Data for this exercise:
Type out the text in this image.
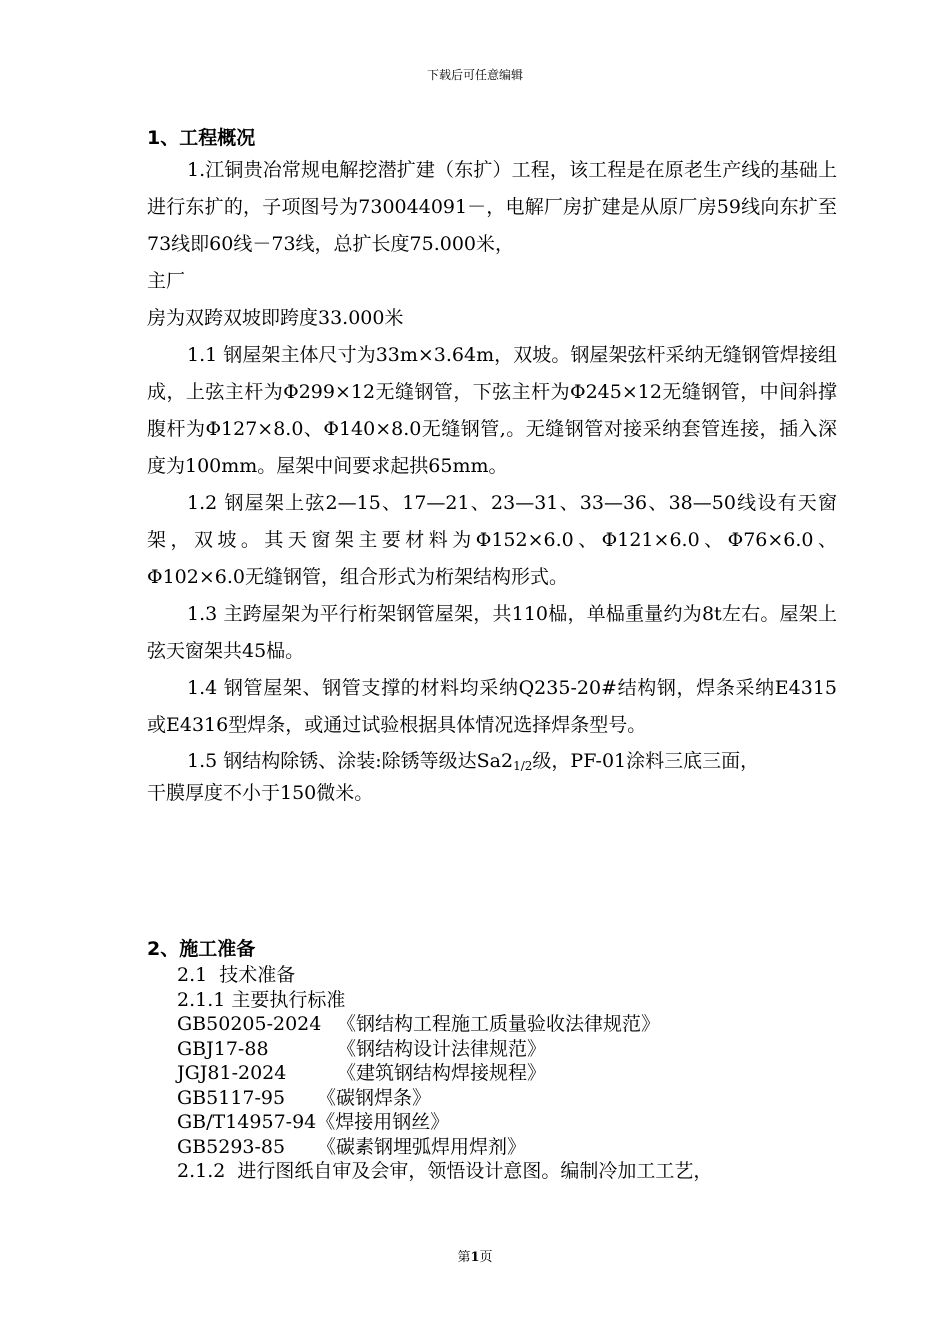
下载后可任意编辑

1、工程概况

1.江铜贵冶常规电解挖潜扩建（东扩）工程，该工程是在原老生产线的基础上进行东扩的，子项图号为730044091－，电解厂房扩建是从原厂房59线向东扩至73线即60线－73线，总扩长度75.000米，

主厂

房为双跨双坡即跨度33.000米

1.1 钢屋架主体尺寸为33m×3.64m，双坡。钢屋架弦杆采纳无缝钢管焊接组成，上弦主杆为Φ299×12无缝钢管，下弦主杆为Φ245×12无缝钢管，中间斜撑腹杆为Φ127×8.0、Φ140×8.0无缝钢管,。无缝钢管对接采纳套管连接，插入深度为100mm。屋架中间要求起拱65mm。

1.2 钢屋架上弦2—15、17—21、23—31、33—36、38—50线设有天窗架，双坡。其天窗架主要材料为Φ152×6.0、Φ121×6.0、Φ76×6.0、Φ102×6.0无缝钢管，组合形式为桁架结构形式。

1.3 主跨屋架为平行桁架钢管屋架，共110榀，单榀重量约为8t左右。屋架上弦天窗架共45榀。

1.4 钢管屋架、钢管支撑的材料均采纳Q235-20#结构钢，焊条采纳E4315或E4316型焊条，或通过试验根据具体情况选择焊条型号。

1.5 钢结构除锈、涂装:除锈等级达$Sa2_{1/2}$级，PF-01涂料三底三面，

干膜厚度不小于150微米。

2、施工准备

2.1  技术准备
2.1.1 主要执行标准
GB50205-2024 《钢结构工程施工质量验收法律规范》
GBJ17-88	《钢结构设计法律规范》
JGJ81-2024	《建筑钢结构焊接规程》
GB5117-95 《碳钢焊条》
GB/T14957-94《焊接用钢丝》
GB5293-85 《碳素钢埋弧焊用焊剂》
2.1.2  进行图纸自审及会审，领悟设计意图。编制冷加工工艺，
第1页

Goal:
Copy out all of the data word for word. Do not carry over any picture.

Solution to this exercise:
Type out the text in this image.
下载后可任意编辑

1、工程概况

1.江铜贵冶常规电解挖潜扩建（东扩）工程，该工程是在原老生产线的基础上进行东扩的，子项图号为730044091－，电解厂房扩建是从原厂房59线向东扩至73线即60线－73线，总扩长度75.000米，

主厂

房为双跨双坡即跨度33.000米

1.1 钢屋架主体尺寸为33m×3.64m，双坡。钢屋架弦杆采纳无缝钢管焊接组成，上弦主杆为Φ299×12无缝钢管，下弦主杆为Φ245×12无缝钢管，中间斜撑腹杆为Φ127×8.0、Φ140×8.0无缝钢管,。无缝钢管对接采纳套管连接，插入深度为100mm。屋架中间要求起拱65mm。

1.2 钢屋架上弦2—15、17—21、23—31、33—36、38—50线设有天窗架，双坡。其天窗架主要材料为Φ152×6.0、Φ121×6.0、Φ76×6.0、Φ102×6.0无缝钢管，组合形式为桁架结构形式。

1.3 主跨屋架为平行桁架钢管屋架，共110榀，单榀重量约为8t左右。屋架上弦天窗架共45榀。

1.4 钢管屋架、钢管支撑的材料均采纳Q235-20#结构钢，焊条采纳E4315或E4316型焊条，或通过试验根据具体情况选择焊条型号。

1.5 钢结构除锈、涂装:除锈等级达$Sa2_{1/2}$级，PF-01涂料三底三面，

干膜厚度不小于150微米。

2、施工准备

2.1  技术准备
2.1.1 主要执行标准
GB50205-2024 《钢结构工程施工质量验收法律规范》
GBJ17-88	《钢结构设计法律规范》
JGJ81-2024	《建筑钢结构焊接规程》
GB5117-95 《碳钢焊条》
GB/T14957-94《焊接用钢丝》
GB5293-85 《碳素钢埋弧焊用焊剂》
2.1.2  进行图纸自审及会审，领悟设计意图。编制冷加工工艺，
第1页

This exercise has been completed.